Your goal:
Copy all of the records below verbatim.

BEGIN Records to use

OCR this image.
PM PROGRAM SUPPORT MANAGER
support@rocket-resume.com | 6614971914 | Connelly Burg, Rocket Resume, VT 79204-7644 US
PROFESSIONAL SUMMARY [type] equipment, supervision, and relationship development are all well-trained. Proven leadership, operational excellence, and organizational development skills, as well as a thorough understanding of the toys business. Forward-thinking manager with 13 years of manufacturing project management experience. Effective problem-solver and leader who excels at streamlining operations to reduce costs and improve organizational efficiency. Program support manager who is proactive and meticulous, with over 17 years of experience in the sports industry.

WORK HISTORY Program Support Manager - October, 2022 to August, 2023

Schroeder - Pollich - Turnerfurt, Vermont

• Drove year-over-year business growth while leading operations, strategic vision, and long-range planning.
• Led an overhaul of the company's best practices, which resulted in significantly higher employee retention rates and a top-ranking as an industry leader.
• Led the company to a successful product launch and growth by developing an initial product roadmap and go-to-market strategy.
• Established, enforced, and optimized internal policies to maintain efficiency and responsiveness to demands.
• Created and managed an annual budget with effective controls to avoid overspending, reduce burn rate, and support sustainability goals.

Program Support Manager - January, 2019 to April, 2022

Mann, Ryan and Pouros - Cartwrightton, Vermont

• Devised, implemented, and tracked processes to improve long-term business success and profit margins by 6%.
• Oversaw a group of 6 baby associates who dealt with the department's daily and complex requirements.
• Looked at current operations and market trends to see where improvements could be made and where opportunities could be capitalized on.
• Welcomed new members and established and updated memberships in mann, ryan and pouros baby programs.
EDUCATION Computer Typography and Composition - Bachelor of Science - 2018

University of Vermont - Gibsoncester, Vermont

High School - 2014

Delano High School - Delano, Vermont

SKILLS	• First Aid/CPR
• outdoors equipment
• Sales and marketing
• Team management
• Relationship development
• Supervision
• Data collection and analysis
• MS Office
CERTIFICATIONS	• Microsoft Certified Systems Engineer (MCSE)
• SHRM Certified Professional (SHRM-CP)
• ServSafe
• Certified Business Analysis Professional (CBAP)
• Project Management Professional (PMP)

END Records to use

Solution:
OCR this image.
PM PROGRAM SUPPORT MANAGER
support@rocket-resume.com | 6614971914 | Connelly Burg, Rocket Resume, VT 79204-7644 US
PROFESSIONAL SUMMARY [type] equipment, supervision, and relationship development are all well-trained. Proven leadership, operational excellence, and organizational development skills, as well as a thorough understanding of the toys business. Forward-thinking manager with 13 years of manufacturing project management experience. Effective problem-solver and leader who excels at streamlining operations to reduce costs and improve organizational efficiency. Program support manager who is proactive and meticulous, with over 17 years of experience in the sports industry.

WORK HISTORY Program Support Manager - October, 2022 to August, 2023

Schroeder - Pollich - Turnerfurt, Vermont

• Drove year-over-year business growth while leading operations, strategic vision, and long-range planning.
• Led an overhaul of the company's best practices, which resulted in significantly higher employee retention rates and a top-ranking as an industry leader.
• Led the company to a successful product launch and growth by developing an initial product roadmap and go-to-market strategy.
• Established, enforced, and optimized internal policies to maintain efficiency and responsiveness to demands.
• Created and managed an annual budget with effective controls to avoid overspending, reduce burn rate, and support sustainability goals.

Program Support Manager - January, 2019 to April, 2022

Mann, Ryan and Pouros - Cartwrightton, Vermont

• Devised, implemented, and tracked processes to improve long-term business success and profit margins by 6%.
• Oversaw a group of 6 baby associates who dealt with the department's daily and complex requirements.
• Looked at current operations and market trends to see where improvements could be made and where opportunities could be capitalized on.
• Welcomed new members and established and updated memberships in mann, ryan and pouros baby programs.
EDUCATION Computer Typography and Composition - Bachelor of Science - 2018

University of Vermont - Gibsoncester, Vermont

High School - 2014

Delano High School - Delano, Vermont

SKILLS	• First Aid/CPR
• outdoors equipment
• Sales and marketing
• Team management
• Relationship development
• Supervision
• Data collection and analysis
• MS Office
CERTIFICATIONS	• Microsoft Certified Systems Engineer (MCSE)
• SHRM Certified Professional (SHRM-CP)
• ServSafe
• Certified Business Analysis Professional (CBAP)
• Project Management Professional (PMP)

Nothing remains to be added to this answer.